--- START OF Exercise input ---

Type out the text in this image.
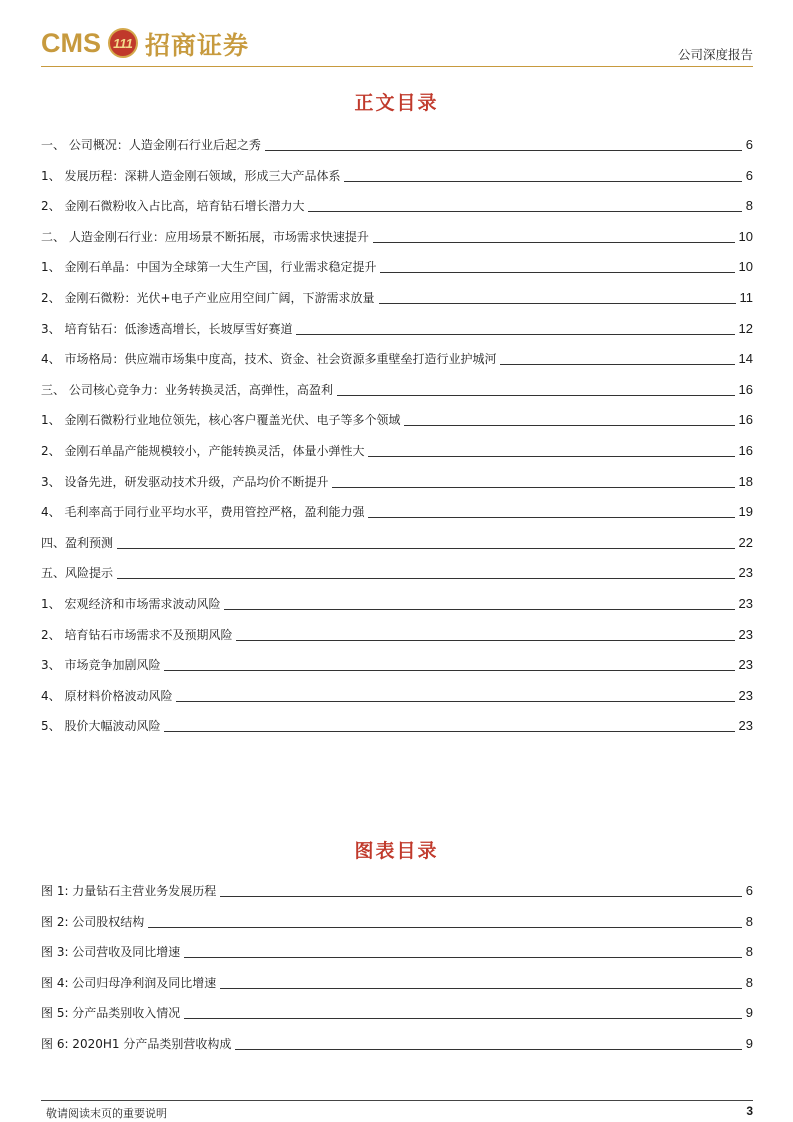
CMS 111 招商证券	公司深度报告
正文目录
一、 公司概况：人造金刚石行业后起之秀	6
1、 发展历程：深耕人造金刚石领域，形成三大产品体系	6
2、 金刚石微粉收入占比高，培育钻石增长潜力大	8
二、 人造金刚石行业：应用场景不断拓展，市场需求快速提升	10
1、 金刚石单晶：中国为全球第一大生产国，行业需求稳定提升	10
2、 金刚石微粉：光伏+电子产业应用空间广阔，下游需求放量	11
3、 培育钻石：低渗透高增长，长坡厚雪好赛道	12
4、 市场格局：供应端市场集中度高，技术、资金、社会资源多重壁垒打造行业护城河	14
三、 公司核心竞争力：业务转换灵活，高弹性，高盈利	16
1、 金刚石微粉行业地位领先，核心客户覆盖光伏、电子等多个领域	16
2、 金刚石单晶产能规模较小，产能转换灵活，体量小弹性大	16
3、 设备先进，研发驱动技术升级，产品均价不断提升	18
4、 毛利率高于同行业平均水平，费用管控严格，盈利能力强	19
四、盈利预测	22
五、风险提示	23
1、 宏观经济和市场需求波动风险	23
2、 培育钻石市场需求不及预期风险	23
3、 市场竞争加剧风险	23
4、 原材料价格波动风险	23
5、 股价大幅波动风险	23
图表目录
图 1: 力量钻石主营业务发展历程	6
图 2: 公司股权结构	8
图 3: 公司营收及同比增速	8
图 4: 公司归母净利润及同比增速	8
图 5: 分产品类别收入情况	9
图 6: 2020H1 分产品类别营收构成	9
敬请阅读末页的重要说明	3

--- END OF Exercise input ---

__What is required__:
Every line above should be repeated exactly; pictures stay out of the copy.

__Response to the task__:
Type out the text in this image.
CMS 111 招商证券	公司深度报告
正文目录
一、 公司概况：人造金刚石行业后起之秀	6
1、 发展历程：深耕人造金刚石领域，形成三大产品体系	6
2、 金刚石微粉收入占比高，培育钻石增长潜力大	8
二、 人造金刚石行业：应用场景不断拓展，市场需求快速提升	10
1、 金刚石单晶：中国为全球第一大生产国，行业需求稳定提升	10
2、 金刚石微粉：光伏+电子产业应用空间广阔，下游需求放量	11
3、 培育钻石：低渗透高增长，长坡厚雪好赛道	12
4、 市场格局：供应端市场集中度高，技术、资金、社会资源多重壁垒打造行业护城河	14
三、 公司核心竞争力：业务转换灵活，高弹性，高盈利	16
1、 金刚石微粉行业地位领先，核心客户覆盖光伏、电子等多个领域	16
2、 金刚石单晶产能规模较小，产能转换灵活，体量小弹性大	16
3、 设备先进，研发驱动技术升级，产品均价不断提升	18
4、 毛利率高于同行业平均水平，费用管控严格，盈利能力强	19
四、盈利预测	22
五、风险提示	23
1、 宏观经济和市场需求波动风险	23
2、 培育钻石市场需求不及预期风险	23
3、 市场竞争加剧风险	23
4、 原材料价格波动风险	23
5、 股价大幅波动风险	23
图表目录
图 1: 力量钻石主营业务发展历程	6
图 2: 公司股权结构	8
图 3: 公司营收及同比增速	8
图 4: 公司归母净利润及同比增速	8
图 5: 分产品类别收入情况	9
图 6: 2020H1 分产品类别营收构成	9
敬请阅读末页的重要说明	3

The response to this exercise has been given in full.